**Data for processing:**
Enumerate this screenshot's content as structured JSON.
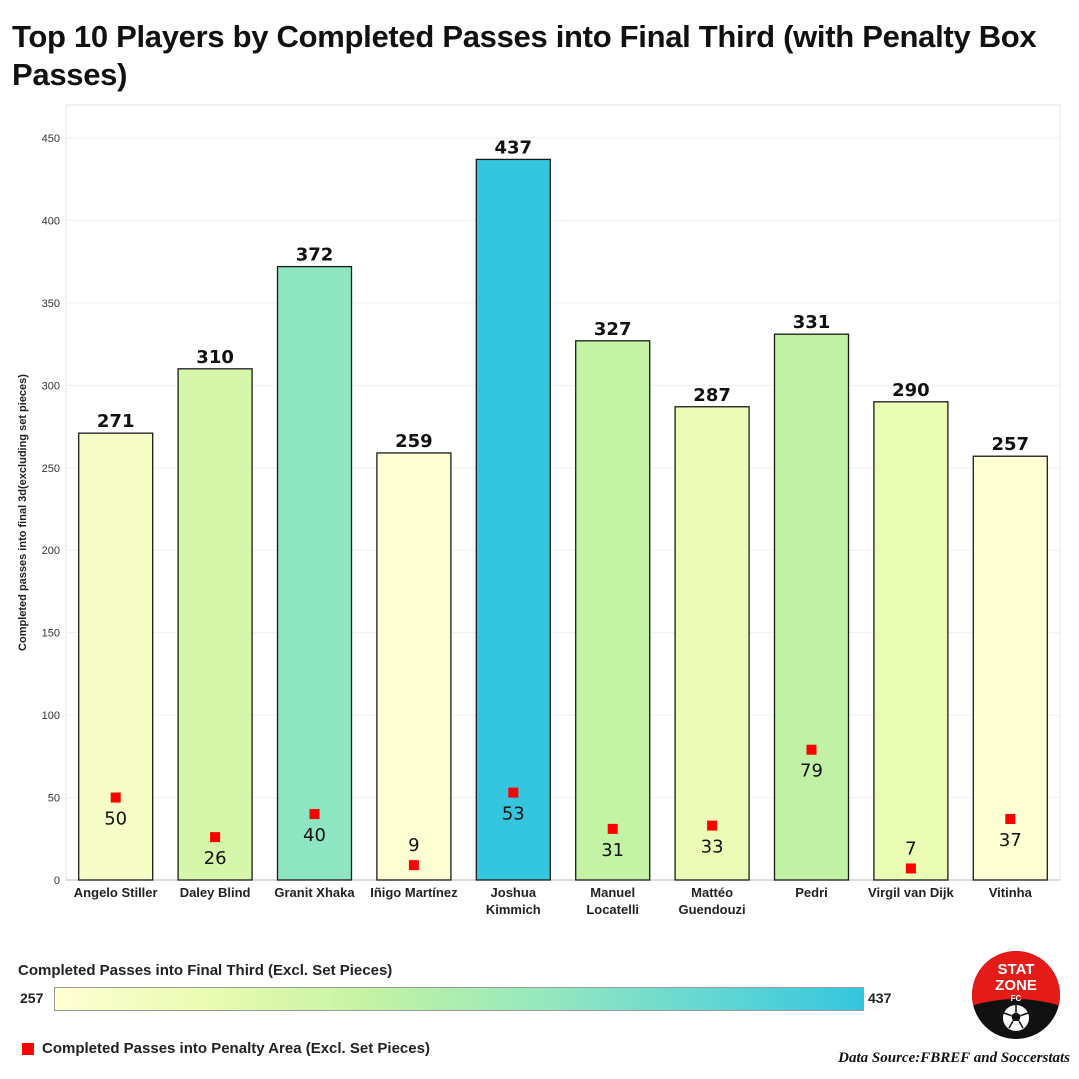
{
  "title": "Top 10 Players by Completed Passes into Final Third (with Penalty Box Passes)",
  "chart_data": {
    "type": "bar",
    "categories": [
      [
        "Angelo Stiller"
      ],
      [
        "Daley Blind"
      ],
      [
        "Granit Xhaka"
      ],
      [
        "Iñigo Martínez"
      ],
      [
        "Joshua",
        "Kimmich"
      ],
      [
        "Manuel",
        "Locatelli"
      ],
      [
        "Mattéo",
        "Guendouzi"
      ],
      [
        "Pedri"
      ],
      [
        "Virgil van Dijk"
      ],
      [
        "Vitinha"
      ]
    ],
    "series": [
      {
        "name": "Completed Passes into Final Third (Excl. Set Pieces)",
        "values": [
          271,
          310,
          372,
          259,
          437,
          327,
          287,
          331,
          290,
          257
        ]
      },
      {
        "name": "Completed Passes into Penalty Area (Excl. Set Pieces)",
        "values": [
          50,
          26,
          40,
          9,
          53,
          31,
          33,
          79,
          7,
          37
        ]
      }
    ],
    "ylabel": "Completed passes into final 3d(excluding set pieces)",
    "xlabel": "",
    "ylim": [
      0,
      470
    ],
    "yticks": [
      0,
      50,
      100,
      150,
      200,
      250,
      300,
      350,
      400,
      450
    ],
    "grid": true,
    "colorscale": {
      "min": 257,
      "max": 437,
      "colors": [
        "#ffffd4",
        "#e8fbb0",
        "#c2f2a4",
        "#96e8be",
        "#66d8d2",
        "#34c6df"
      ]
    },
    "marker_color": "#ff0000"
  },
  "legend": {
    "title": "Completed Passes into Final Third (Excl. Set Pieces)",
    "min_label": "257",
    "max_label": "437",
    "marker_label": "Completed Passes into Penalty Area (Excl. Set Pieces)"
  },
  "source": "Data Source:FBREF  and Soccerstats",
  "logo": {
    "line1": "STAT",
    "line2": "ZONE",
    "line3": "FC",
    "colors": [
      "#e41b17",
      "#111111"
    ]
  }
}
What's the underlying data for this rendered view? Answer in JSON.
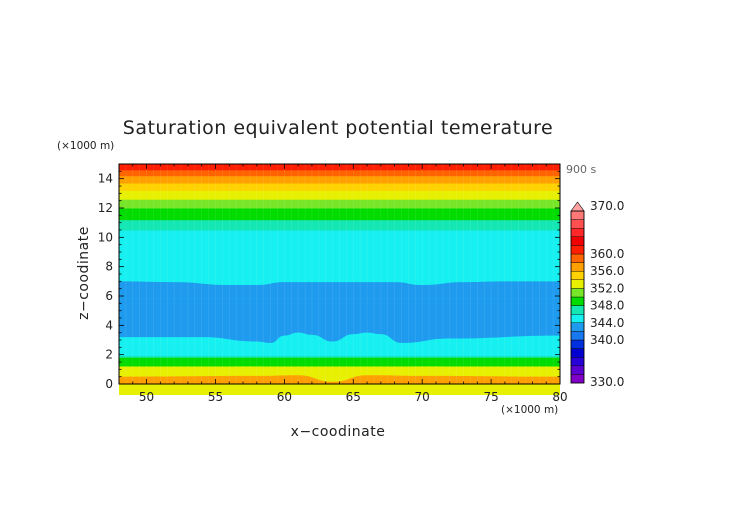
{
  "chart_data": {
    "type": "heatmap",
    "title": "Saturation equivalent potential temerature",
    "xlabel": "x−coodinate",
    "ylabel": "z−coodinate",
    "x_unit": "(×1000 m)",
    "y_unit": "(×1000 m)",
    "time_label": "900 s",
    "xlim": [
      48,
      80
    ],
    "ylim": [
      0,
      15
    ],
    "x_ticks": [
      50,
      55,
      60,
      65,
      70,
      75,
      80
    ],
    "y_ticks": [
      0,
      2,
      4,
      6,
      8,
      10,
      12,
      14
    ],
    "grid": false,
    "colorbar": {
      "labels": [
        "370.0",
        "360.0",
        "356.0",
        "352.0",
        "348.0",
        "344.0",
        "340.0",
        "330.0"
      ],
      "min": 330,
      "max": 370,
      "levels": [
        {
          "lo": 330,
          "hi": 332,
          "color": "#8000c8"
        },
        {
          "lo": 332,
          "hi": 334,
          "color": "#5a00d0"
        },
        {
          "lo": 334,
          "hi": 336,
          "color": "#2800d8"
        },
        {
          "lo": 336,
          "hi": 338,
          "color": "#0000d0"
        },
        {
          "lo": 338,
          "hi": 340,
          "color": "#0030e0"
        },
        {
          "lo": 340,
          "hi": 342,
          "color": "#1878f0"
        },
        {
          "lo": 342,
          "hi": 344,
          "color": "#1e9bef"
        },
        {
          "lo": 344,
          "hi": 346,
          "color": "#16f0f0"
        },
        {
          "lo": 346,
          "hi": 348,
          "color": "#14e6b4"
        },
        {
          "lo": 348,
          "hi": 350,
          "color": "#00dc00"
        },
        {
          "lo": 350,
          "hi": 352,
          "color": "#78e628"
        },
        {
          "lo": 352,
          "hi": 354,
          "color": "#e6f000"
        },
        {
          "lo": 354,
          "hi": 356,
          "color": "#ffd200"
        },
        {
          "lo": 356,
          "hi": 358,
          "color": "#ffa000"
        },
        {
          "lo": 358,
          "hi": 360,
          "color": "#ff6400"
        },
        {
          "lo": 360,
          "hi": 362,
          "color": "#ff1e00"
        },
        {
          "lo": 362,
          "hi": 364,
          "color": "#f00000"
        },
        {
          "lo": 364,
          "hi": 366,
          "color": "#ff2828"
        },
        {
          "lo": 366,
          "hi": 368,
          "color": "#ff5050"
        },
        {
          "lo": 368,
          "hi": 370,
          "color": "#ff7878"
        }
      ],
      "over_color": "#ffa0a0"
    },
    "bands": [
      {
        "z0": 0.0,
        "z1": 0.3,
        "value": 361
      },
      {
        "z0": 0.3,
        "z1": 0.5,
        "value": 357
      },
      {
        "z0": 0.5,
        "z1": 0.8,
        "value": 353
      },
      {
        "z0": 0.8,
        "z1": 1.0,
        "value": 351
      },
      {
        "z0": 1.0,
        "z1": 1.3,
        "value": 349
      },
      {
        "z0": 1.3,
        "z1": 2.2,
        "value": 347
      },
      {
        "z0": 2.2,
        "z1": 3.0,
        "value": 345
      },
      {
        "z0": 3.0,
        "z1": 7.0,
        "value": 343
      },
      {
        "z0": 7.0,
        "z1": 10.5,
        "value": 345
      },
      {
        "z0": 10.5,
        "z1": 11.2,
        "value": 347
      },
      {
        "z0": 11.2,
        "z1": 12.0,
        "value": 349
      },
      {
        "z0": 12.0,
        "z1": 12.6,
        "value": 351
      },
      {
        "z0": 12.6,
        "z1": 13.2,
        "value": 353
      },
      {
        "z0": 13.2,
        "z1": 13.7,
        "value": 355
      },
      {
        "z0": 13.7,
        "z1": 14.2,
        "value": 357
      },
      {
        "z0": 14.2,
        "z1": 14.6,
        "value": 359
      },
      {
        "z0": 14.6,
        "z1": 15.0,
        "value": 361
      }
    ],
    "boundaries": [
      {
        "value_below": 343,
        "value_above": 345,
        "z": [
          [
            48,
            7.0
          ],
          [
            52,
            6.95
          ],
          [
            56,
            6.75
          ],
          [
            58,
            6.75
          ],
          [
            60,
            6.95
          ],
          [
            64,
            6.95
          ],
          [
            68,
            6.95
          ],
          [
            70,
            6.75
          ],
          [
            73,
            6.95
          ],
          [
            76,
            7.0
          ],
          [
            80,
            7.0
          ]
        ]
      },
      {
        "value_below": 345,
        "value_above": 343,
        "z": [
          [
            48,
            3.2
          ],
          [
            54,
            3.2
          ],
          [
            58,
            2.9
          ],
          [
            59,
            2.8
          ],
          [
            60,
            3.3
          ],
          [
            61,
            3.5
          ],
          [
            62,
            3.35
          ],
          [
            63.5,
            2.9
          ],
          [
            65,
            3.4
          ],
          [
            66,
            3.5
          ],
          [
            67,
            3.4
          ],
          [
            68.5,
            2.8
          ],
          [
            72,
            3.1
          ],
          [
            80,
            3.3
          ]
        ]
      },
      {
        "value_below": 351,
        "value_above": 349,
        "z": [
          [
            48,
            1.1
          ],
          [
            58,
            1.2
          ],
          [
            61,
            1.1
          ],
          [
            63.5,
            0.6
          ],
          [
            66,
            1.1
          ],
          [
            70,
            1.2
          ],
          [
            80,
            1.1
          ]
        ]
      },
      {
        "value_below": 357,
        "value_above": 353,
        "z": [
          [
            48,
            0.5
          ],
          [
            58,
            0.55
          ],
          [
            61,
            0.6
          ],
          [
            63.5,
            0.15
          ],
          [
            66,
            0.6
          ],
          [
            70,
            0.55
          ],
          [
            80,
            0.5
          ]
        ]
      }
    ]
  }
}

**Task to complete:**
All of the material above is to be copied exactly, except for its images.

**Written reply:**
Enumerate this screenshot's content as structured JSON.
{
  "title": "Top 10 Players by Completed Passes into Final Third (with Penalty Box Passes)",
  "chart_data": {
    "type": "bar",
    "categories": [
      [
        "Angelo Stiller"
      ],
      [
        "Daley Blind"
      ],
      [
        "Granit Xhaka"
      ],
      [
        "Iñigo Martínez"
      ],
      [
        "Joshua",
        "Kimmich"
      ],
      [
        "Manuel",
        "Locatelli"
      ],
      [
        "Mattéo",
        "Guendouzi"
      ],
      [
        "Pedri"
      ],
      [
        "Virgil van Dijk"
      ],
      [
        "Vitinha"
      ]
    ],
    "series": [
      {
        "name": "Completed Passes into Final Third (Excl. Set Pieces)",
        "values": [
          271,
          310,
          372,
          259,
          437,
          327,
          287,
          331,
          290,
          257
        ]
      },
      {
        "name": "Completed Passes into Penalty Area (Excl. Set Pieces)",
        "values": [
          50,
          26,
          40,
          9,
          53,
          31,
          33,
          79,
          7,
          37
        ]
      }
    ],
    "ylabel": "Completed passes into final 3d(excluding set pieces)",
    "xlabel": "",
    "ylim": [
      0,
      470
    ],
    "yticks": [
      0,
      50,
      100,
      150,
      200,
      250,
      300,
      350,
      400,
      450
    ],
    "grid": true,
    "colorscale": {
      "min": 257,
      "max": 437,
      "colors": [
        "#ffffd4",
        "#e8fbb0",
        "#c2f2a4",
        "#96e8be",
        "#66d8d2",
        "#34c6df"
      ]
    },
    "marker_color": "#ff0000"
  },
  "legend": {
    "title": "Completed Passes into Final Third (Excl. Set Pieces)",
    "min_label": "257",
    "max_label": "437",
    "marker_label": "Completed Passes into Penalty Area (Excl. Set Pieces)"
  },
  "source": "Data Source:FBREF  and Soccerstats",
  "logo": {
    "line1": "STAT",
    "line2": "ZONE",
    "line3": "FC",
    "colors": [
      "#e41b17",
      "#111111"
    ]
  }
}
What's the underlying data for this rendered view? Answer in JSON.
{
  "chart_data": {
    "type": "heatmap",
    "title": "Saturation equivalent potential temerature",
    "xlabel": "x−coodinate",
    "ylabel": "z−coodinate",
    "x_unit": "(×1000 m)",
    "y_unit": "(×1000 m)",
    "time_label": "900 s",
    "xlim": [
      48,
      80
    ],
    "ylim": [
      0,
      15
    ],
    "x_ticks": [
      50,
      55,
      60,
      65,
      70,
      75,
      80
    ],
    "y_ticks": [
      0,
      2,
      4,
      6,
      8,
      10,
      12,
      14
    ],
    "grid": false,
    "colorbar": {
      "labels": [
        "370.0",
        "360.0",
        "356.0",
        "352.0",
        "348.0",
        "344.0",
        "340.0",
        "330.0"
      ],
      "min": 330,
      "max": 370,
      "levels": [
        {
          "lo": 330,
          "hi": 332,
          "color": "#8000c8"
        },
        {
          "lo": 332,
          "hi": 334,
          "color": "#5a00d0"
        },
        {
          "lo": 334,
          "hi": 336,
          "color": "#2800d8"
        },
        {
          "lo": 336,
          "hi": 338,
          "color": "#0000d0"
        },
        {
          "lo": 338,
          "hi": 340,
          "color": "#0030e0"
        },
        {
          "lo": 340,
          "hi": 342,
          "color": "#1878f0"
        },
        {
          "lo": 342,
          "hi": 344,
          "color": "#1e9bef"
        },
        {
          "lo": 344,
          "hi": 346,
          "color": "#16f0f0"
        },
        {
          "lo": 346,
          "hi": 348,
          "color": "#14e6b4"
        },
        {
          "lo": 348,
          "hi": 350,
          "color": "#00dc00"
        },
        {
          "lo": 350,
          "hi": 352,
          "color": "#78e628"
        },
        {
          "lo": 352,
          "hi": 354,
          "color": "#e6f000"
        },
        {
          "lo": 354,
          "hi": 356,
          "color": "#ffd200"
        },
        {
          "lo": 356,
          "hi": 358,
          "color": "#ffa000"
        },
        {
          "lo": 358,
          "hi": 360,
          "color": "#ff6400"
        },
        {
          "lo": 360,
          "hi": 362,
          "color": "#ff1e00"
        },
        {
          "lo": 362,
          "hi": 364,
          "color": "#f00000"
        },
        {
          "lo": 364,
          "hi": 366,
          "color": "#ff2828"
        },
        {
          "lo": 366,
          "hi": 368,
          "color": "#ff5050"
        },
        {
          "lo": 368,
          "hi": 370,
          "color": "#ff7878"
        }
      ],
      "over_color": "#ffa0a0"
    },
    "bands": [
      {
        "z0": 0.0,
        "z1": 0.3,
        "value": 361
      },
      {
        "z0": 0.3,
        "z1": 0.5,
        "value": 357
      },
      {
        "z0": 0.5,
        "z1": 0.8,
        "value": 353
      },
      {
        "z0": 0.8,
        "z1": 1.0,
        "value": 351
      },
      {
        "z0": 1.0,
        "z1": 1.3,
        "value": 349
      },
      {
        "z0": 1.3,
        "z1": 2.2,
        "value": 347
      },
      {
        "z0": 2.2,
        "z1": 3.0,
        "value": 345
      },
      {
        "z0": 3.0,
        "z1": 7.0,
        "value": 343
      },
      {
        "z0": 7.0,
        "z1": 10.5,
        "value": 345
      },
      {
        "z0": 10.5,
        "z1": 11.2,
        "value": 347
      },
      {
        "z0": 11.2,
        "z1": 12.0,
        "value": 349
      },
      {
        "z0": 12.0,
        "z1": 12.6,
        "value": 351
      },
      {
        "z0": 12.6,
        "z1": 13.2,
        "value": 353
      },
      {
        "z0": 13.2,
        "z1": 13.7,
        "value": 355
      },
      {
        "z0": 13.7,
        "z1": 14.2,
        "value": 357
      },
      {
        "z0": 14.2,
        "z1": 14.6,
        "value": 359
      },
      {
        "z0": 14.6,
        "z1": 15.0,
        "value": 361
      }
    ],
    "boundaries": [
      {
        "value_below": 343,
        "value_above": 345,
        "z": [
          [
            48,
            7.0
          ],
          [
            52,
            6.95
          ],
          [
            56,
            6.75
          ],
          [
            58,
            6.75
          ],
          [
            60,
            6.95
          ],
          [
            64,
            6.95
          ],
          [
            68,
            6.95
          ],
          [
            70,
            6.75
          ],
          [
            73,
            6.95
          ],
          [
            76,
            7.0
          ],
          [
            80,
            7.0
          ]
        ]
      },
      {
        "value_below": 345,
        "value_above": 343,
        "z": [
          [
            48,
            3.2
          ],
          [
            54,
            3.2
          ],
          [
            58,
            2.9
          ],
          [
            59,
            2.8
          ],
          [
            60,
            3.3
          ],
          [
            61,
            3.5
          ],
          [
            62,
            3.35
          ],
          [
            63.5,
            2.9
          ],
          [
            65,
            3.4
          ],
          [
            66,
            3.5
          ],
          [
            67,
            3.4
          ],
          [
            68.5,
            2.8
          ],
          [
            72,
            3.1
          ],
          [
            80,
            3.3
          ]
        ]
      },
      {
        "value_below": 351,
        "value_above": 349,
        "z": [
          [
            48,
            1.1
          ],
          [
            58,
            1.2
          ],
          [
            61,
            1.1
          ],
          [
            63.5,
            0.6
          ],
          [
            66,
            1.1
          ],
          [
            70,
            1.2
          ],
          [
            80,
            1.1
          ]
        ]
      },
      {
        "value_below": 357,
        "value_above": 353,
        "z": [
          [
            48,
            0.5
          ],
          [
            58,
            0.55
          ],
          [
            61,
            0.6
          ],
          [
            63.5,
            0.15
          ],
          [
            66,
            0.6
          ],
          [
            70,
            0.55
          ],
          [
            80,
            0.5
          ]
        ]
      }
    ]
  }
}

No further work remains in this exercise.